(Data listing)

□ □ □ □ □

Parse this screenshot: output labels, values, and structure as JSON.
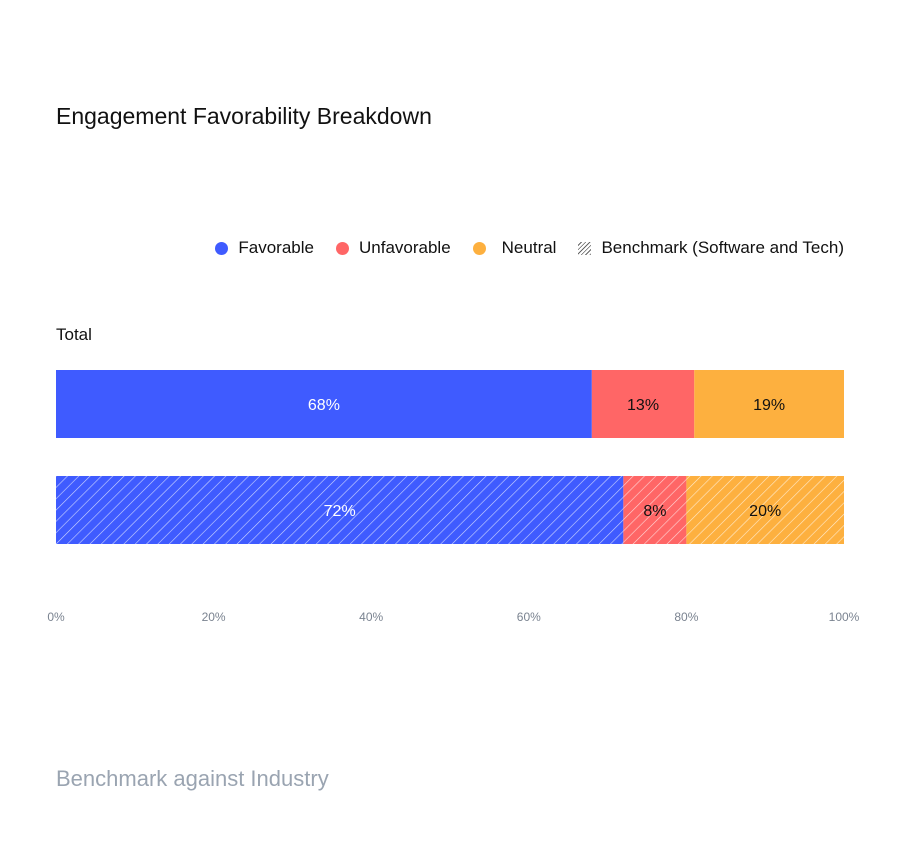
{
  "chart_data": {
    "type": "bar",
    "orientation": "horizontal",
    "stacked": true,
    "title": "Engagement Favorability Breakdown",
    "group_label": "Total",
    "legend": [
      "Favorable",
      "Unfavorable",
      "Neutral",
      "Benchmark (Software and Tech)"
    ],
    "legend_position": "top-right",
    "colors": {
      "Favorable": "#3f5bff",
      "Unfavorable": "#ff6666",
      "Neutral": "#fdb03f"
    },
    "rows": [
      {
        "benchmark": false,
        "values": [
          68,
          13,
          19
        ],
        "labels": [
          "68%",
          "13%",
          "19%"
        ]
      },
      {
        "benchmark": true,
        "values": [
          72,
          8,
          20
        ],
        "labels": [
          "72%",
          "8%",
          "20%"
        ]
      }
    ],
    "xlim": [
      0,
      100
    ],
    "xticks": [
      "0%",
      "20%",
      "40%",
      "60%",
      "80%",
      "100%"
    ],
    "grid": false
  },
  "footer": "Benchmark against Industry"
}
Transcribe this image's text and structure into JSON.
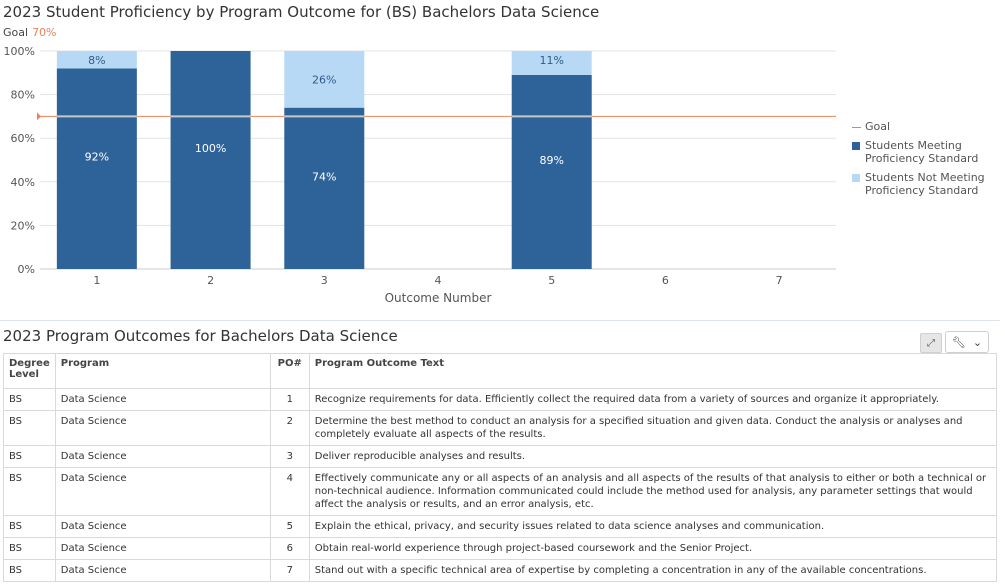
{
  "chart_data": {
    "type": "bar",
    "stacked": true,
    "title": "2023 Student Proficiency by Program Outcome for (BS) Bachelors Data Science",
    "goal_label": "Goal",
    "goal_value_label": "70%",
    "goal": 70,
    "xlabel": "Outcome Number",
    "ylabel": "",
    "ylim": [
      0,
      100
    ],
    "yticks": [
      "0%",
      "20%",
      "40%",
      "60%",
      "80%",
      "100%"
    ],
    "categories": [
      "1",
      "2",
      "3",
      "4",
      "5",
      "6",
      "7"
    ],
    "series": [
      {
        "name": "Students Meeting Proficiency Standard",
        "color": "#2e6399",
        "values": [
          92,
          100,
          74,
          null,
          89,
          null,
          null
        ],
        "labels": [
          "92%",
          "100%",
          "74%",
          "",
          "89%",
          "",
          ""
        ]
      },
      {
        "name": "Students Not Meeting Proficiency Standard",
        "color": "#b8d9f5",
        "values": [
          8,
          0,
          26,
          null,
          11,
          null,
          null
        ],
        "labels": [
          "8%",
          "",
          "26%",
          "",
          "11%",
          "",
          ""
        ]
      }
    ],
    "legend": {
      "position": "right",
      "items": [
        {
          "label": "Goal",
          "color": "#e8825a",
          "kind": "line"
        },
        {
          "label": "Students Meeting Proficiency Standard",
          "color": "#2e6399",
          "kind": "box"
        },
        {
          "label": "Students Not Meeting Proficiency Standard",
          "color": "#b8d9f5",
          "kind": "box"
        }
      ]
    },
    "grid": true
  },
  "table": {
    "title": "2023 Program Outcomes for Bachelors Data Science",
    "headers": {
      "degree": "Degree Level",
      "program": "Program",
      "po": "PO#",
      "text": "Program Outcome Text"
    },
    "rows": [
      {
        "degree": "BS",
        "program": "Data Science",
        "po": "1",
        "text": "Recognize requirements for data.  Efficiently collect the required data from a variety of sources and organize it appropriately."
      },
      {
        "degree": "BS",
        "program": "Data Science",
        "po": "2",
        "text": "Determine the best method to conduct an analysis for a specified situation and given data.  Conduct the analysis or analyses and completely evaluate all aspects of the results."
      },
      {
        "degree": "BS",
        "program": "Data Science",
        "po": "3",
        "text": "Deliver reproducible analyses and results."
      },
      {
        "degree": "BS",
        "program": "Data Science",
        "po": "4",
        "text": "Effectively communicate any or all aspects of an analysis and all aspects of the results of that analysis to either or both a technical or non-technical audience. Information communicated could include the method used for analysis, any parameter settings that would affect the analysis or results, and an error analysis, etc."
      },
      {
        "degree": "BS",
        "program": "Data Science",
        "po": "5",
        "text": "Explain the ethical, privacy, and security issues related to data science analyses and communication."
      },
      {
        "degree": "BS",
        "program": "Data Science",
        "po": "6",
        "text": "Obtain real-world experience through project-based coursework and the Senior Project."
      },
      {
        "degree": "BS",
        "program": "Data Science",
        "po": "7",
        "text": "Stand out with a specific technical area of expertise by completing a concentration in any of the available concentrations."
      }
    ]
  },
  "icons": {
    "expand": "expand-icon",
    "wrench": "wrench-icon",
    "chevron": "chevron-down-icon"
  }
}
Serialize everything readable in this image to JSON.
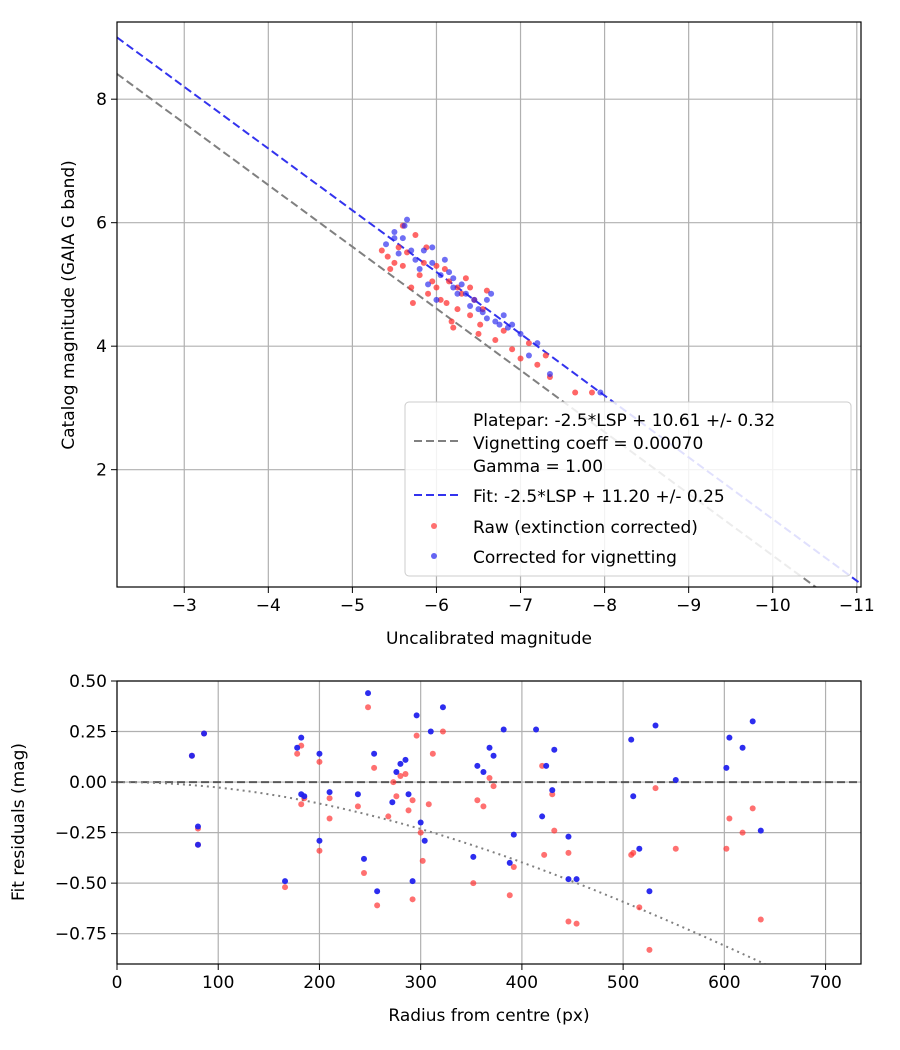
{
  "colors": {
    "raw": "#ff3333",
    "corrected": "#2222ee",
    "platepar": "#808080",
    "fit": "#3333ee",
    "grid": "#b0b0b0",
    "overlap": "#8b1a8b"
  },
  "chart_data": [
    {
      "type": "scatter",
      "xlabel": "Uncalibrated magnitude",
      "ylabel": "Catalog magnitude (GAIA G band)",
      "xlim": [
        -2.2,
        -11.05
      ],
      "ylim": [
        9.25,
        0.1
      ],
      "xticks": [
        "−3",
        "−4",
        "−5",
        "−6",
        "−7",
        "−8",
        "−9",
        "−10",
        "−11"
      ],
      "xtick_values": [
        -3,
        -4,
        -5,
        -6,
        -7,
        -8,
        -9,
        -10,
        -11
      ],
      "yticks": [
        "2",
        "4",
        "6",
        "8"
      ],
      "ytick_values": [
        2,
        4,
        6,
        8
      ],
      "grid": true,
      "lines": [
        {
          "name": "platepar",
          "slope": 1,
          "intercept": 10.61
        },
        {
          "name": "fit",
          "slope": 1,
          "intercept": 11.2
        }
      ],
      "legend": {
        "position": "bottom-right",
        "platepar_lines": [
          "Platepar: -2.5*LSP + 10.61 +/- 0.32",
          "Vignetting coeff = 0.00070",
          "Gamma = 1.00"
        ],
        "fit": "Fit: -2.5*LSP + 11.20 +/- 0.25",
        "raw": "Raw (extinction corrected)",
        "corrected": "Corrected for vignetting"
      },
      "raw_points": [
        [
          -5.35,
          5.55
        ],
        [
          -5.42,
          5.45
        ],
        [
          -5.5,
          5.35
        ],
        [
          -5.55,
          5.6
        ],
        [
          -5.6,
          5.3
        ],
        [
          -5.65,
          5.52
        ],
        [
          -5.7,
          4.95
        ],
        [
          -5.72,
          4.7
        ],
        [
          -5.8,
          5.15
        ],
        [
          -5.85,
          5.35
        ],
        [
          -5.88,
          5.6
        ],
        [
          -5.95,
          5.05
        ],
        [
          -6.0,
          4.95
        ],
        [
          -6.05,
          4.75
        ],
        [
          -6.1,
          5.25
        ],
        [
          -6.12,
          4.7
        ],
        [
          -6.18,
          4.4
        ],
        [
          -6.2,
          4.3
        ],
        [
          -6.25,
          4.6
        ],
        [
          -6.3,
          4.85
        ],
        [
          -6.35,
          5.1
        ],
        [
          -6.4,
          4.5
        ],
        [
          -6.45,
          4.75
        ],
        [
          -6.5,
          4.2
        ],
        [
          -6.52,
          4.35
        ],
        [
          -6.55,
          4.6
        ],
        [
          -6.6,
          4.9
        ],
        [
          -6.7,
          4.1
        ],
        [
          -6.8,
          4.25
        ],
        [
          -6.9,
          3.95
        ],
        [
          -7.0,
          3.8
        ],
        [
          -7.1,
          4.05
        ],
        [
          -7.2,
          3.7
        ],
        [
          -7.3,
          3.85
        ],
        [
          -7.35,
          3.5
        ],
        [
          -7.65,
          3.25
        ],
        [
          -7.85,
          3.25
        ],
        [
          -5.6,
          5.95
        ],
        [
          -5.75,
          5.8
        ],
        [
          -6.0,
          5.3
        ],
        [
          -6.15,
          5.05
        ],
        [
          -6.4,
          4.95
        ],
        [
          -5.9,
          4.85
        ],
        [
          -5.45,
          5.25
        ],
        [
          -6.25,
          4.95
        ]
      ],
      "corrected_points": [
        [
          -5.4,
          5.65
        ],
        [
          -5.5,
          5.75
        ],
        [
          -5.55,
          5.5
        ],
        [
          -5.62,
          5.95
        ],
        [
          -5.65,
          6.05
        ],
        [
          -5.7,
          5.55
        ],
        [
          -5.75,
          5.4
        ],
        [
          -5.8,
          5.25
        ],
        [
          -5.85,
          5.55
        ],
        [
          -5.9,
          5.0
        ],
        [
          -5.95,
          5.35
        ],
        [
          -6.0,
          4.75
        ],
        [
          -6.05,
          5.15
        ],
        [
          -6.1,
          5.4
        ],
        [
          -6.15,
          5.2
        ],
        [
          -6.2,
          4.95
        ],
        [
          -6.25,
          4.85
        ],
        [
          -6.3,
          5.0
        ],
        [
          -6.35,
          4.85
        ],
        [
          -6.4,
          4.65
        ],
        [
          -6.45,
          4.75
        ],
        [
          -6.5,
          4.6
        ],
        [
          -6.55,
          4.55
        ],
        [
          -6.6,
          4.75
        ],
        [
          -6.65,
          4.85
        ],
        [
          -6.7,
          4.4
        ],
        [
          -6.75,
          4.35
        ],
        [
          -6.8,
          4.5
        ],
        [
          -6.85,
          4.3
        ],
        [
          -6.9,
          4.35
        ],
        [
          -7.0,
          4.2
        ],
        [
          -7.1,
          3.85
        ],
        [
          -7.2,
          4.05
        ],
        [
          -7.35,
          3.55
        ],
        [
          -7.95,
          3.25
        ],
        [
          -5.5,
          5.85
        ],
        [
          -5.6,
          5.75
        ],
        [
          -5.95,
          5.6
        ],
        [
          -6.2,
          5.1
        ],
        [
          -6.6,
          4.45
        ]
      ]
    },
    {
      "type": "scatter",
      "xlabel": "Radius from centre (px)",
      "ylabel": "Fit residuals (mag)",
      "xlim": [
        0,
        735
      ],
      "ylim": [
        -0.9,
        0.5
      ],
      "xticks": [
        "0",
        "100",
        "200",
        "300",
        "400",
        "500",
        "600",
        "700"
      ],
      "xtick_values": [
        0,
        100,
        200,
        300,
        400,
        500,
        600,
        700
      ],
      "yticks": [
        "0.50",
        "0.25",
        "0.00",
        "−0.25",
        "−0.50",
        "−0.75"
      ],
      "ytick_values": [
        0.5,
        0.25,
        0,
        -0.25,
        -0.5,
        -0.75
      ],
      "grid": true,
      "vignetting_coeff": 0.0007,
      "raw_points": [
        [
          74,
          0.13
        ],
        [
          80,
          -0.23
        ],
        [
          80,
          -0.31
        ],
        [
          86,
          0.24
        ],
        [
          166,
          -0.52
        ],
        [
          178,
          0.14
        ],
        [
          182,
          0.18
        ],
        [
          182,
          -0.11
        ],
        [
          185,
          -0.08
        ],
        [
          200,
          0.1
        ],
        [
          200,
          -0.34
        ],
        [
          210,
          -0.08
        ],
        [
          210,
          -0.18
        ],
        [
          238,
          -0.12
        ],
        [
          244,
          -0.45
        ],
        [
          248,
          0.37
        ],
        [
          254,
          0.07
        ],
        [
          257,
          -0.61
        ],
        [
          268,
          -0.17
        ],
        [
          273,
          0.0
        ],
        [
          276,
          -0.07
        ],
        [
          280,
          0.03
        ],
        [
          285,
          0.04
        ],
        [
          288,
          -0.14
        ],
        [
          292,
          -0.09
        ],
        [
          292,
          -0.58
        ],
        [
          296,
          0.23
        ],
        [
          300,
          -0.25
        ],
        [
          302,
          -0.39
        ],
        [
          308,
          -0.11
        ],
        [
          312,
          0.14
        ],
        [
          322,
          0.25
        ],
        [
          352,
          -0.5
        ],
        [
          356,
          -0.09
        ],
        [
          362,
          -0.12
        ],
        [
          368,
          0.02
        ],
        [
          372,
          -0.02
        ],
        [
          388,
          -0.56
        ],
        [
          392,
          -0.42
        ],
        [
          420,
          0.08
        ],
        [
          422,
          -0.36
        ],
        [
          430,
          -0.06
        ],
        [
          432,
          -0.24
        ],
        [
          446,
          -0.35
        ],
        [
          446,
          -0.69
        ],
        [
          454,
          -0.7
        ],
        [
          508,
          -0.36
        ],
        [
          510,
          -0.35
        ],
        [
          516,
          -0.62
        ],
        [
          526,
          -0.83
        ],
        [
          532,
          -0.03
        ],
        [
          552,
          -0.33
        ],
        [
          602,
          -0.33
        ],
        [
          605,
          -0.18
        ],
        [
          618,
          -0.25
        ],
        [
          628,
          -0.13
        ],
        [
          636,
          -0.68
        ]
      ],
      "corrected_points": [
        [
          74,
          0.13
        ],
        [
          80,
          -0.22
        ],
        [
          80,
          -0.31
        ],
        [
          86,
          0.24
        ],
        [
          166,
          -0.49
        ],
        [
          178,
          0.17
        ],
        [
          182,
          0.22
        ],
        [
          182,
          -0.06
        ],
        [
          185,
          -0.07
        ],
        [
          200,
          0.14
        ],
        [
          200,
          -0.29
        ],
        [
          210,
          -0.05
        ],
        [
          238,
          -0.06
        ],
        [
          244,
          -0.38
        ],
        [
          248,
          0.44
        ],
        [
          254,
          0.14
        ],
        [
          257,
          -0.54
        ],
        [
          272,
          -0.1
        ],
        [
          276,
          0.05
        ],
        [
          280,
          0.09
        ],
        [
          285,
          0.11
        ],
        [
          288,
          -0.06
        ],
        [
          292,
          -0.49
        ],
        [
          296,
          0.33
        ],
        [
          300,
          -0.2
        ],
        [
          304,
          -0.29
        ],
        [
          310,
          0.25
        ],
        [
          322,
          0.37
        ],
        [
          352,
          -0.37
        ],
        [
          356,
          0.08
        ],
        [
          362,
          0.05
        ],
        [
          368,
          0.17
        ],
        [
          372,
          0.13
        ],
        [
          382,
          0.26
        ],
        [
          388,
          -0.4
        ],
        [
          392,
          -0.26
        ],
        [
          414,
          0.26
        ],
        [
          420,
          -0.17
        ],
        [
          424,
          0.08
        ],
        [
          430,
          -0.04
        ],
        [
          432,
          0.16
        ],
        [
          446,
          -0.27
        ],
        [
          446,
          -0.48
        ],
        [
          454,
          -0.48
        ],
        [
          508,
          0.21
        ],
        [
          510,
          -0.07
        ],
        [
          516,
          -0.33
        ],
        [
          526,
          -0.54
        ],
        [
          532,
          0.28
        ],
        [
          552,
          0.01
        ],
        [
          602,
          0.07
        ],
        [
          605,
          0.22
        ],
        [
          618,
          0.17
        ],
        [
          628,
          0.3
        ],
        [
          636,
          -0.24
        ]
      ]
    }
  ]
}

□ □ □ □ □

--- Directions for this task ---
Scan the listing above and identify each line holding the string "image"; copy every such line.

--- Correct output ---
Transcribe this image's text and structure into JSON.
Serialize everything readable in this image to JSON.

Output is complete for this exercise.